→ TASK INSTRUCTIONS
Separate out the lines that hold "Crosses".

→ EXERCISE INPUTS
-- begin --

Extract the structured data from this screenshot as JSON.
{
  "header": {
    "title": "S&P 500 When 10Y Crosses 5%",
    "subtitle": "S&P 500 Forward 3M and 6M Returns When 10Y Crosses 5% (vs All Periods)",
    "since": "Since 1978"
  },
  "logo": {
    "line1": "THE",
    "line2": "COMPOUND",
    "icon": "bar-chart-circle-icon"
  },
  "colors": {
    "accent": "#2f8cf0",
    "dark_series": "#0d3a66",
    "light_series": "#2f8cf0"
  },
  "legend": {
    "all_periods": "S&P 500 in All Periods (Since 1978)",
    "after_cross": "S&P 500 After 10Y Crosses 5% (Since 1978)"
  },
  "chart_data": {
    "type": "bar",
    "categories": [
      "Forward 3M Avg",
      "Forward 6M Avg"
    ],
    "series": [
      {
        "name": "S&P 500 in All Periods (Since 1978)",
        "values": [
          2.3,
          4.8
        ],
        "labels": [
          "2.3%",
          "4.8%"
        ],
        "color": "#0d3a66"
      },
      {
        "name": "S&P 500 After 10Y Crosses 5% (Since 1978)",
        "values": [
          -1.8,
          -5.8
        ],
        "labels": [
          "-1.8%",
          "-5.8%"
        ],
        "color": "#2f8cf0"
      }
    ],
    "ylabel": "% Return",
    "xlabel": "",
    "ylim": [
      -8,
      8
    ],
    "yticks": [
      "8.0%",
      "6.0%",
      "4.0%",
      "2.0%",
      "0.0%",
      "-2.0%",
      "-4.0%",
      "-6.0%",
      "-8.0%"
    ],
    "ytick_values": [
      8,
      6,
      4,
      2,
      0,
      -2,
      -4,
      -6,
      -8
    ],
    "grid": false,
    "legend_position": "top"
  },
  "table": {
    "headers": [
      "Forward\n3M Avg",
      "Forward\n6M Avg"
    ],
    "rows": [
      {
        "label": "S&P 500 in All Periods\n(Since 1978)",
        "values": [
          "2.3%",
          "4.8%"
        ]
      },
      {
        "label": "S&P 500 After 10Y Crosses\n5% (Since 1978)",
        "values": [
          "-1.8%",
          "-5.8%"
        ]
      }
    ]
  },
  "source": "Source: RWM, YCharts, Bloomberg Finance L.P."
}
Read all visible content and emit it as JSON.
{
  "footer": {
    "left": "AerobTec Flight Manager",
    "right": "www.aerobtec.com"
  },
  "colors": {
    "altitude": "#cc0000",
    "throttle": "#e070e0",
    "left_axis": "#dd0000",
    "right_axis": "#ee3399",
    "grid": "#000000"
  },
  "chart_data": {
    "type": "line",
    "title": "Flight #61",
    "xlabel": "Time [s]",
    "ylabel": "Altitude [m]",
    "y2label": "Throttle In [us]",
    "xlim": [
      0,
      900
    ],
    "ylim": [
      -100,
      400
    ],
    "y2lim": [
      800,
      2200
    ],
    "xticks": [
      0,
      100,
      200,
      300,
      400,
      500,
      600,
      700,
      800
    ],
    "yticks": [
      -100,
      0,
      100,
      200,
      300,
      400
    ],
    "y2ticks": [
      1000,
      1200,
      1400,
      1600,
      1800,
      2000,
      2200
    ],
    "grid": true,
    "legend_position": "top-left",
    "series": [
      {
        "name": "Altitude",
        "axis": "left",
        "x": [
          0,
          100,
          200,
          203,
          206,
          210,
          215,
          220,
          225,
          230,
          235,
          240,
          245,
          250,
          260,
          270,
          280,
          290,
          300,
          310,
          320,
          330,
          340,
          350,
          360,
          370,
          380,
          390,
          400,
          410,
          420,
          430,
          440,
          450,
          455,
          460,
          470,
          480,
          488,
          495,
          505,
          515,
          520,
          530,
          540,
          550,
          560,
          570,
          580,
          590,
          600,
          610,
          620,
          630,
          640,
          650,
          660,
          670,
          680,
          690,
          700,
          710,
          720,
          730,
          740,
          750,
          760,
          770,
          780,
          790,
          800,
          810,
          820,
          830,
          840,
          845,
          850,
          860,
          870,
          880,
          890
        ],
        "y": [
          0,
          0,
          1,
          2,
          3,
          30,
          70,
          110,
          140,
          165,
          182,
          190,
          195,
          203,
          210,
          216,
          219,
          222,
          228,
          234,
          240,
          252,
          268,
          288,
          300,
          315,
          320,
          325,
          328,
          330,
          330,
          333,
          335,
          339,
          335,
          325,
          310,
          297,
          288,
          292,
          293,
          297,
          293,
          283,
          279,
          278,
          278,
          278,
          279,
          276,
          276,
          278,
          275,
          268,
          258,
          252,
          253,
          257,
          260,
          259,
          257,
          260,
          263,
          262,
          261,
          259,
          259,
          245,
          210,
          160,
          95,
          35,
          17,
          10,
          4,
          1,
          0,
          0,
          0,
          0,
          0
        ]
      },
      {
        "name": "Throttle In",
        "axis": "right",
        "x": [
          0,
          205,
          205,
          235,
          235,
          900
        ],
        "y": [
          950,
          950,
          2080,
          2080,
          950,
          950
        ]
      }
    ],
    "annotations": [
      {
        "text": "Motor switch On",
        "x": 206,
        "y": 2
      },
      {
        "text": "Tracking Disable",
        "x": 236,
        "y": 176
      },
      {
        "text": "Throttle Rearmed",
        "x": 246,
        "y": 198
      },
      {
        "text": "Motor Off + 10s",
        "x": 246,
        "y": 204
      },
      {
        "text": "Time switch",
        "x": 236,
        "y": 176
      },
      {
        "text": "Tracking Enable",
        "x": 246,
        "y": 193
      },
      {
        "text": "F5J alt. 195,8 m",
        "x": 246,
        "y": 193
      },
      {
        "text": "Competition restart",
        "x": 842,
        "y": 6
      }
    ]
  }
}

-- end --

→ RESPONSE
    "title": "S&P 500 When 10Y Crosses 5%",
    "subtitle": "S&P 500 Forward 3M and 6M Returns When 10Y Crosses 5% (vs All Periods)",
    "after_cross": "S&P 500 After 10Y Crosses 5% (Since 1978)"
        "name": "S&P 500 After 10Y Crosses 5% (Since 1978)",
        "label": "S&P 500 After 10Y Crosses\n5% (Since 1978)",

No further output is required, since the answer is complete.